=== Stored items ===
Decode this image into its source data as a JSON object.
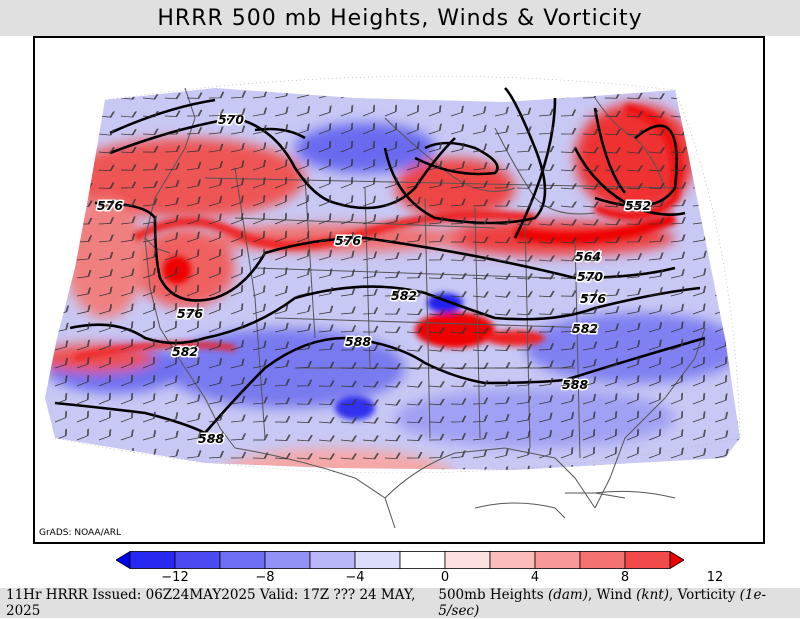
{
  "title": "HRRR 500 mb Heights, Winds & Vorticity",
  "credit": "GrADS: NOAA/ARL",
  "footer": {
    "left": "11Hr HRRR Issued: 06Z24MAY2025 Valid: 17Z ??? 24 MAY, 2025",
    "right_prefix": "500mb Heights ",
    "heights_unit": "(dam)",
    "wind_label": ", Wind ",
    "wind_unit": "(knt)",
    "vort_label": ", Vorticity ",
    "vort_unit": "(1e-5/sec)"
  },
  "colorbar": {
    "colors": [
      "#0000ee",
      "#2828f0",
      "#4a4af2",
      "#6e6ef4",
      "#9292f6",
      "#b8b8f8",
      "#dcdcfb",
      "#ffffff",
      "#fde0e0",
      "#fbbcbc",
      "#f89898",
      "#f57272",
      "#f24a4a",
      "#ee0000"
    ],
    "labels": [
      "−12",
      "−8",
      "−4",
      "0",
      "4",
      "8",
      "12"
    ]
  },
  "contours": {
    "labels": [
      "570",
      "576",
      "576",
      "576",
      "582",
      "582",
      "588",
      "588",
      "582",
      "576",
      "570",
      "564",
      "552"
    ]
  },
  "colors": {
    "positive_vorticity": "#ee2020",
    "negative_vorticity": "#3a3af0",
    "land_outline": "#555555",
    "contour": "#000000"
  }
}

=== Exercise objective ===
Write out each line again precisely as it appears, skipping every picture.

=== Complete answer ===
Decode this image into its source data as a JSON object.
{
  "title": "HRRR 500 mb Heights, Winds & Vorticity",
  "credit": "GrADS: NOAA/ARL",
  "footer": {
    "left": "11Hr HRRR Issued: 06Z24MAY2025 Valid: 17Z ??? 24 MAY, 2025",
    "right_prefix": "500mb Heights ",
    "heights_unit": "(dam)",
    "wind_label": ", Wind ",
    "wind_unit": "(knt)",
    "vort_label": ", Vorticity ",
    "vort_unit": "(1e-5/sec)"
  },
  "colorbar": {
    "colors": [
      "#0000ee",
      "#2828f0",
      "#4a4af2",
      "#6e6ef4",
      "#9292f6",
      "#b8b8f8",
      "#dcdcfb",
      "#ffffff",
      "#fde0e0",
      "#fbbcbc",
      "#f89898",
      "#f57272",
      "#f24a4a",
      "#ee0000"
    ],
    "labels": [
      "−12",
      "−8",
      "−4",
      "0",
      "4",
      "8",
      "12"
    ]
  },
  "contours": {
    "labels": [
      "570",
      "576",
      "576",
      "576",
      "582",
      "582",
      "588",
      "588",
      "582",
      "576",
      "570",
      "564",
      "552"
    ]
  },
  "colors": {
    "positive_vorticity": "#ee2020",
    "negative_vorticity": "#3a3af0",
    "land_outline": "#555555",
    "contour": "#000000"
  }
}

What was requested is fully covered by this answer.